→ Given instruction
Repeat word for word the part of the benchmarking guide that starts with "Known Limitations" and goes on through "to ad-hoc measurement.".

→ Given passage
Purpose: Gate for investing in a full E2E run. If the micro-benchmark shows no improvement, discard immediately without the overhead of worktree creation.
Phase 2: Authoritative measurement (E2E benchmark)
After committing a KEEP, run the E2E benchmark tool for the official numbers that go into results.tsv and determine the final keep/discard verdict.
Purpose: Produce trustworthy, isolated, reproducible measurements. These are the numbers you report to the user and record in session state.
If the E2E benchmark contradicts the micro-benchmark (e.g., micro showed 15% but E2E shows 2%), trust the E2E measurement — the micro-benchmark may have missed overhead from setup, imports, or interaction with other code paths.
Usage in the Experiment Loop
After every KEEP commit
Compare the commit before your optimization with HEAD. Record the baseline commit SHA in .codeflash/HANDOFF.md at session start for easy reference. See your language's e2e-benchmarks.md for the specific commands.
Reading the output
The output typically includes:
- End-to-End table: Total benchmark time for base vs head, with delta and speedup
- Per-Function Breakdown: Each instrumented function's time in both refs
- Share of Benchmark Time: What percentage of total time each function consumes
Use the per-function breakdown to confirm your optimization targeted the right function and didn't cause regressions in others.
Fallback: When E2E Benchmarks Are Not Available
If the project doesn't have an instrumented benchmark tool:
- Use ad-hoc micro-benchmarks as the primary measurement (see
micro-benchmark.md) - Use the language's test runner timing as a secondary signal
- Use the language's profiler for per-function attribution
These are less rigorous but still useful. Note the fallback in .codeflash/setup.md.
Known Limitations
- Requires committed code: E2E tools work on git refs, so changes must be committed before they can be benchmarked. This is why it's a Phase 2 step (after commit), not Phase 1.
- Benchmark files must exist: If the project has no benchmarks yet, this tool can't help — fall back to ad-hoc measurement.

Lines of data

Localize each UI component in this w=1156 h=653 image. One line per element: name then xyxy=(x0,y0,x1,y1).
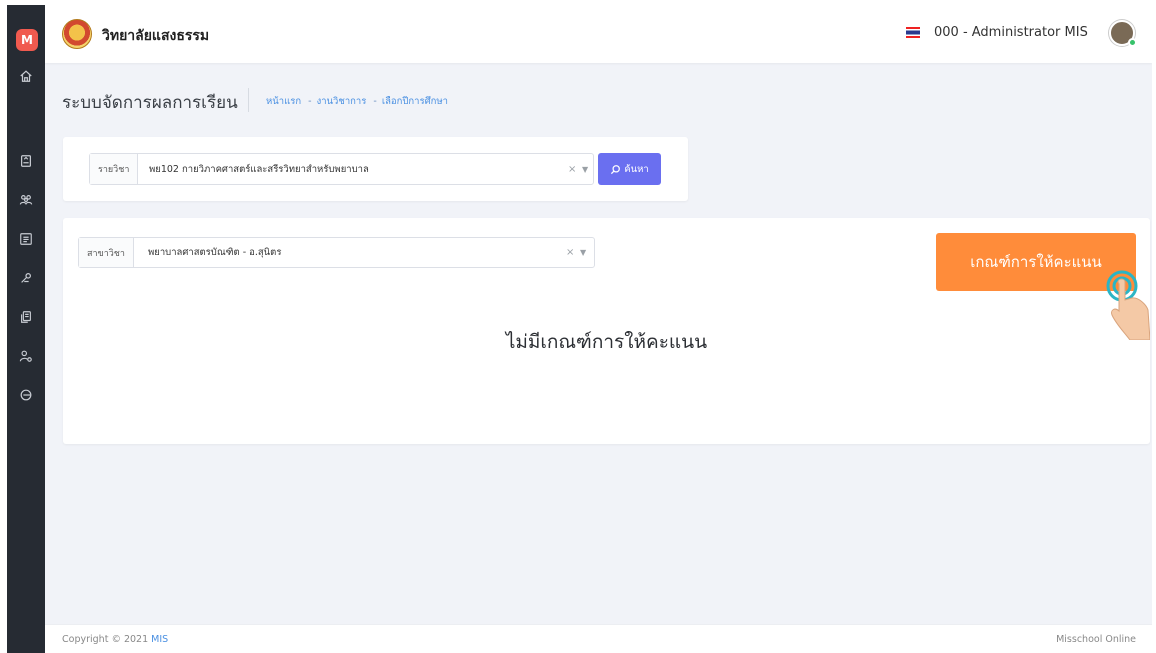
copyright-text: Copyright © 2021 xyxy=(62,634,152,645)
clear-major-icon[interactable]: × xyxy=(566,238,574,267)
institution-name: วิทยาลัยแสงธรรม xyxy=(102,28,210,44)
subject-select-label: รายวิชา xyxy=(90,154,139,184)
document-icon[interactable] xyxy=(17,308,35,326)
home-icon[interactable] xyxy=(17,67,35,85)
page-title: ระบบจัดการผลการเรียน xyxy=(62,93,238,113)
user-settings-icon[interactable] xyxy=(17,347,35,365)
breadcrumb-separator: - xyxy=(373,96,377,107)
institution-logo xyxy=(62,19,92,49)
major-select[interactable]: สาขาวิชา พยาบาลศาสตรบัณฑิต - อ.สุนิตร × … xyxy=(78,237,595,268)
grading-criteria-card: สาขาวิชา พยาบาลศาสตรบัณฑิต - อ.สุนิตร × … xyxy=(63,218,1150,444)
search-button-label: ค้นหา xyxy=(624,163,649,175)
top-header: วิทยาลัยแสงธรรม 000 - Administrator MIS xyxy=(45,5,1152,63)
footer: Copyright © 2021 MIS Misschool Online xyxy=(45,624,1152,653)
breadcrumb: หน้าแรก - งานวิชาการ - เลือกปีการศึกษา xyxy=(266,94,452,109)
app-logo[interactable]: M xyxy=(16,29,38,51)
footer-site-name: Misschool Online xyxy=(1056,634,1136,645)
list-icon[interactable] xyxy=(17,230,35,248)
major-select-label: สาขาวิชา xyxy=(79,238,134,267)
subject-select[interactable]: รายวิชา พย102 กายวิภาคศาสตร์และสรีรวิทยา… xyxy=(89,153,594,185)
link-icon[interactable] xyxy=(17,269,35,287)
footer-copyright: Copyright © 2021 MIS xyxy=(62,634,168,645)
empty-state-message: ไม่มีเกณฑ์การให้คะแนน xyxy=(505,331,708,353)
chevron-down-icon[interactable]: ▼ xyxy=(582,154,588,184)
title-divider xyxy=(248,88,249,112)
online-status-icon xyxy=(1128,38,1137,47)
sidebar: M xyxy=(7,5,45,653)
major-select-value: พยาบาลศาสตรบัณฑิต - อ.สุนิตร xyxy=(148,247,282,258)
chevron-down-icon[interactable]: ▼ xyxy=(580,238,586,267)
subject-select-value: พย102 กายวิภาคศาสตร์และสรีรวิทยาสำหรับพย… xyxy=(149,163,369,175)
tap-gesture-icon xyxy=(1106,270,1150,340)
breadcrumb-select-year[interactable]: เลือกปีการศึกษา xyxy=(382,96,448,107)
breadcrumb-home[interactable]: หน้าแรก xyxy=(266,96,301,107)
breadcrumb-academic[interactable]: งานวิชาการ xyxy=(317,96,367,107)
search-icon xyxy=(611,164,621,174)
app-frame: M วิทยาลัยแสงธรรม 000 - Administrator MI… xyxy=(7,5,1152,653)
clear-subject-icon[interactable]: × xyxy=(568,154,576,184)
users-icon[interactable] xyxy=(17,191,35,209)
thai-flag-icon[interactable] xyxy=(906,27,920,38)
logout-icon[interactable] xyxy=(17,386,35,404)
user-name[interactable]: 000 - Administrator MIS xyxy=(934,25,1088,40)
footer-brand-link[interactable]: MIS xyxy=(151,634,168,645)
search-button[interactable]: ค้นหา xyxy=(598,153,661,185)
file-icon[interactable] xyxy=(17,152,35,170)
subject-search-card: รายวิชา พย102 กายวิภาคศาสตร์และสรีรวิทยา… xyxy=(63,137,688,201)
breadcrumb-separator: - xyxy=(308,96,312,107)
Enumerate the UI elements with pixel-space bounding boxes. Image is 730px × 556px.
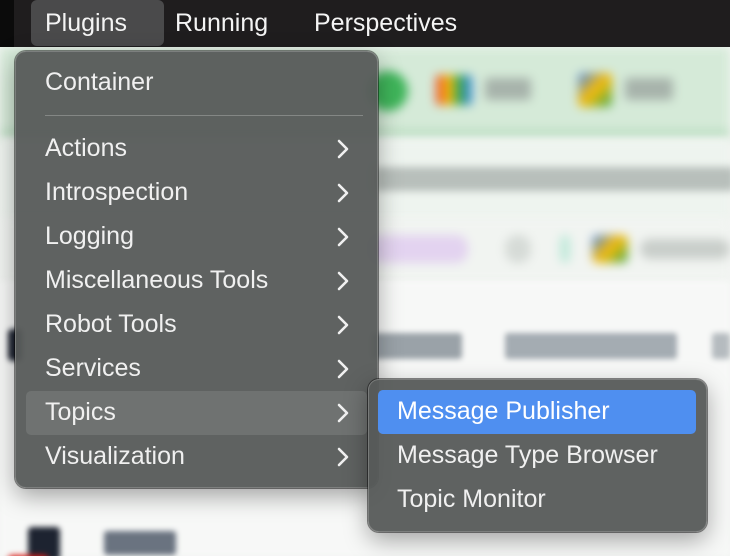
background-tab-label <box>485 78 531 100</box>
menu-bar-edge <box>0 0 14 47</box>
menu-bar: Plugins Running Perspectives <box>0 0 730 47</box>
chevron-right-icon <box>337 403 349 423</box>
menubar-item-perspectives[interactable]: Perspectives <box>300 0 471 47</box>
menu-item-services[interactable]: Services <box>26 347 367 391</box>
menu-item-container[interactable]: Container <box>26 61 367 105</box>
chevron-right-icon <box>337 227 349 247</box>
menu-item-visualization[interactable]: Visualization <box>26 435 367 479</box>
menu-item-logging[interactable]: Logging <box>26 215 367 259</box>
menubar-item-plugins[interactable]: Plugins <box>31 0 164 46</box>
chevron-right-icon <box>337 271 349 291</box>
background-bookmark <box>640 239 730 259</box>
menu-item-introspection[interactable]: Introspection <box>26 171 367 215</box>
background-bookmark <box>560 235 570 263</box>
menu-item-label: Services <box>45 354 141 382</box>
chevron-right-icon <box>337 359 349 379</box>
plugins-menu: Container Actions Introspection Logging … <box>15 51 378 488</box>
background-tab-label <box>625 78 673 100</box>
menu-item-label: Logging <box>45 222 134 250</box>
menu-item-topics[interactable]: Topics <box>26 391 367 435</box>
menu-item-actions[interactable]: Actions <box>26 127 367 171</box>
menu-item-label: Visualization <box>45 442 185 470</box>
background-bookmark <box>370 235 468 263</box>
menu-item-miscellaneous-tools[interactable]: Miscellaneous Tools <box>26 259 367 303</box>
background-bookmark <box>505 235 531 263</box>
chevron-right-icon <box>337 139 349 159</box>
background-tab-icon <box>578 73 612 107</box>
background-bookmark <box>592 235 628 263</box>
topics-submenu: Message Publisher Message Type Browser T… <box>368 379 707 532</box>
menu-item-topic-monitor[interactable]: Topic Monitor <box>378 478 696 522</box>
menubar-item-running[interactable]: Running <box>161 0 282 47</box>
background-nav-text <box>505 333 677 359</box>
background-nav-text <box>372 333 462 359</box>
menu-item-label: Robot Tools <box>45 310 177 338</box>
chevron-right-icon <box>337 315 349 335</box>
background-nav-text <box>104 531 176 555</box>
menu-item-message-type-browser[interactable]: Message Type Browser <box>378 434 696 478</box>
menu-item-robot-tools[interactable]: Robot Tools <box>26 303 367 347</box>
background-icon <box>28 527 60 556</box>
menu-item-label: Miscellaneous Tools <box>45 266 269 294</box>
menu-separator <box>45 115 363 116</box>
background-nav-text <box>712 333 730 359</box>
menu-item-message-publisher[interactable]: Message Publisher <box>378 390 696 434</box>
menu-item-label: Introspection <box>45 178 189 206</box>
chevron-right-icon <box>337 447 349 467</box>
background-tab-icon <box>436 75 472 105</box>
menu-item-label: Topics <box>45 398 116 426</box>
background-url-text <box>375 167 730 191</box>
chevron-right-icon <box>337 183 349 203</box>
menu-item-label: Actions <box>45 134 127 162</box>
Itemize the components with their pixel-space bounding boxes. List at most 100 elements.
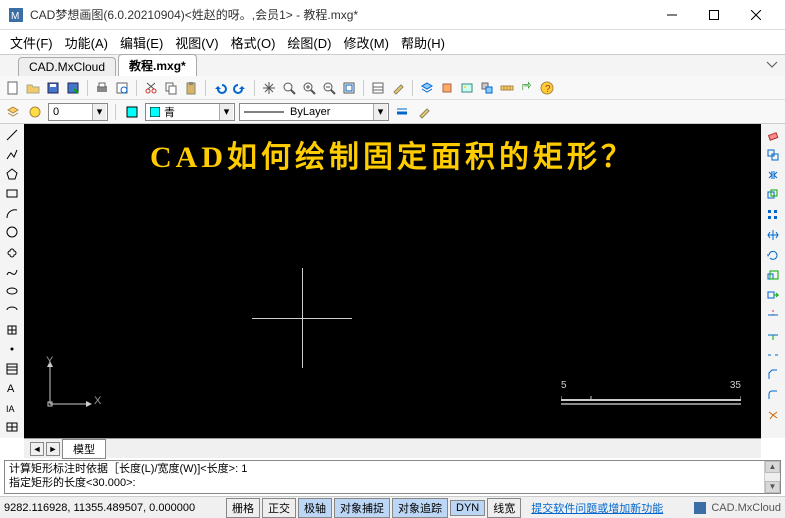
- left-toolbox: A IA: [0, 124, 24, 438]
- polygon-tool-icon[interactable]: [3, 165, 21, 183]
- erase-tool-icon[interactable]: [764, 126, 782, 144]
- properties-icon[interactable]: [369, 79, 387, 97]
- chamfer-tool-icon[interactable]: [764, 366, 782, 384]
- scroll-up-icon[interactable]: ▲: [765, 461, 780, 473]
- layer-icon[interactable]: [418, 79, 436, 97]
- text-tool-icon[interactable]: A: [3, 380, 21, 398]
- separator: [254, 80, 255, 96]
- ellipse-arc-tool-icon[interactable]: [3, 302, 21, 320]
- toggle-dyn[interactable]: DYN: [450, 500, 485, 516]
- toggle-polar[interactable]: 极轴: [298, 498, 332, 518]
- insert-block-icon[interactable]: [3, 321, 21, 339]
- stretch-tool-icon[interactable]: [764, 286, 782, 304]
- polyline-tool-icon[interactable]: [3, 146, 21, 164]
- copy-tool-icon[interactable]: [764, 146, 782, 164]
- scale-tool-icon[interactable]: [764, 266, 782, 284]
- rotate-tool-icon[interactable]: [764, 246, 782, 264]
- break-tool-icon[interactable]: [764, 346, 782, 364]
- revcloud-tool-icon[interactable]: [3, 243, 21, 261]
- zoom-extents-icon[interactable]: [340, 79, 358, 97]
- command-line[interactable]: 计算矩形标注时依据［长度(L)/宽度(W)]<长度>: 1 指定矩形的长度<30…: [4, 460, 781, 494]
- table-tool-icon[interactable]: [3, 419, 21, 437]
- point-tool-icon[interactable]: [3, 341, 21, 359]
- tab-dropdown-icon[interactable]: [765, 58, 779, 72]
- linetype-combo[interactable]: ByLayer ▾: [239, 103, 389, 121]
- array-tool-icon[interactable]: [764, 206, 782, 224]
- circle-tool-icon[interactable]: [3, 224, 21, 242]
- tab-active[interactable]: 教程.mxg*: [118, 54, 197, 76]
- zoom-realtime-icon[interactable]: [280, 79, 298, 97]
- print-icon[interactable]: [93, 79, 111, 97]
- command-scrollbar[interactable]: ▲ ▼: [764, 461, 780, 493]
- tab-next-icon[interactable]: ►: [46, 442, 60, 456]
- ellipse-tool-icon[interactable]: [3, 282, 21, 300]
- line-tool-icon[interactable]: [3, 126, 21, 144]
- lineweight-icon[interactable]: [393, 103, 411, 121]
- layer-combo[interactable]: 0 ▾: [48, 103, 108, 121]
- menu-modify[interactable]: 修改(M): [337, 31, 395, 54]
- menu-format[interactable]: 格式(O): [225, 31, 282, 54]
- toggle-lineweight[interactable]: 线宽: [487, 498, 521, 518]
- close-button[interactable]: [735, 1, 777, 29]
- arc-tool-icon[interactable]: [3, 204, 21, 222]
- copy-icon[interactable]: [162, 79, 180, 97]
- trim-tool-icon[interactable]: [764, 306, 782, 324]
- menu-function[interactable]: 功能(A): [59, 31, 114, 54]
- pan-icon[interactable]: [260, 79, 278, 97]
- move-tool-icon[interactable]: [764, 226, 782, 244]
- maximize-button[interactable]: [693, 1, 735, 29]
- cut-icon[interactable]: [142, 79, 160, 97]
- color-combo[interactable]: 青 ▾: [145, 103, 235, 121]
- toggle-otrack[interactable]: 对象追踪: [392, 498, 448, 518]
- explode-tool-icon[interactable]: [764, 406, 782, 424]
- convert-icon[interactable]: [518, 79, 536, 97]
- separator: [87, 80, 88, 96]
- spline-tool-icon[interactable]: [3, 263, 21, 281]
- fillet-tool-icon[interactable]: [764, 386, 782, 404]
- tab-cloud[interactable]: CAD.MxCloud: [18, 57, 116, 76]
- zoom-previous-icon[interactable]: [320, 79, 338, 97]
- command-prompt-line: 指定矩形的长度<30.000>:: [9, 476, 776, 490]
- layer-state-icon[interactable]: [26, 103, 44, 121]
- block-icon[interactable]: [438, 79, 456, 97]
- layer-toolbar: 0 ▾ 青 ▾ ByLayer ▾: [0, 100, 785, 124]
- new-icon[interactable]: [4, 79, 22, 97]
- print-preview-icon[interactable]: [113, 79, 131, 97]
- rectangle-tool-icon[interactable]: [3, 185, 21, 203]
- hatch-tool-icon[interactable]: [3, 360, 21, 378]
- drawing-canvas[interactable]: CAD如何绘制固定面积的矩形？ Y X 5: [24, 124, 761, 438]
- menu-edit[interactable]: 编辑(E): [114, 31, 169, 54]
- menu-draw[interactable]: 绘图(D): [281, 31, 337, 54]
- svg-text:?: ?: [545, 84, 551, 95]
- linetype-edit-icon[interactable]: [415, 103, 433, 121]
- xref-icon[interactable]: [478, 79, 496, 97]
- save-icon[interactable]: [44, 79, 62, 97]
- open-icon[interactable]: [24, 79, 42, 97]
- minimize-button[interactable]: [651, 1, 693, 29]
- undo-icon[interactable]: [211, 79, 229, 97]
- redo-icon[interactable]: [231, 79, 249, 97]
- paste-icon[interactable]: [182, 79, 200, 97]
- zoom-window-icon[interactable]: [300, 79, 318, 97]
- measure-icon[interactable]: [498, 79, 516, 97]
- saveas-icon[interactable]: [64, 79, 82, 97]
- layer-manager-icon[interactable]: [4, 103, 22, 121]
- menu-file[interactable]: 文件(F): [4, 31, 59, 54]
- color-swatch-icon[interactable]: [123, 103, 141, 121]
- matchprops-icon[interactable]: [389, 79, 407, 97]
- help-icon[interactable]: ?: [538, 79, 556, 97]
- model-tab[interactable]: 模型: [62, 439, 106, 459]
- feedback-link[interactable]: 提交软件问题或增加新功能: [531, 500, 663, 516]
- offset-tool-icon[interactable]: [764, 186, 782, 204]
- menu-help[interactable]: 帮助(H): [395, 31, 451, 54]
- extend-tool-icon[interactable]: [764, 326, 782, 344]
- scroll-down-icon[interactable]: ▼: [765, 481, 780, 493]
- mtext-tool-icon[interactable]: IA: [3, 399, 21, 417]
- toggle-osnap[interactable]: 对象捕捉: [334, 498, 390, 518]
- tab-prev-icon[interactable]: ◄: [30, 442, 44, 456]
- menu-view[interactable]: 视图(V): [169, 31, 224, 54]
- mirror-tool-icon[interactable]: [764, 166, 782, 184]
- toggle-grid[interactable]: 栅格: [226, 498, 260, 518]
- toggle-ortho[interactable]: 正交: [262, 498, 296, 518]
- image-icon[interactable]: [458, 79, 476, 97]
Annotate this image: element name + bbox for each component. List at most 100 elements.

→ Exercise result
Known Limitations
- Requires committed code: E2E tools work on git refs, so changes must be committed before they can be benchmarked. This is why it's a Phase 2 step (after commit), not Phase 1.
- Benchmark files must exist: If the project has no benchmarks yet, this tool can't help — fall back to ad-hoc measurement.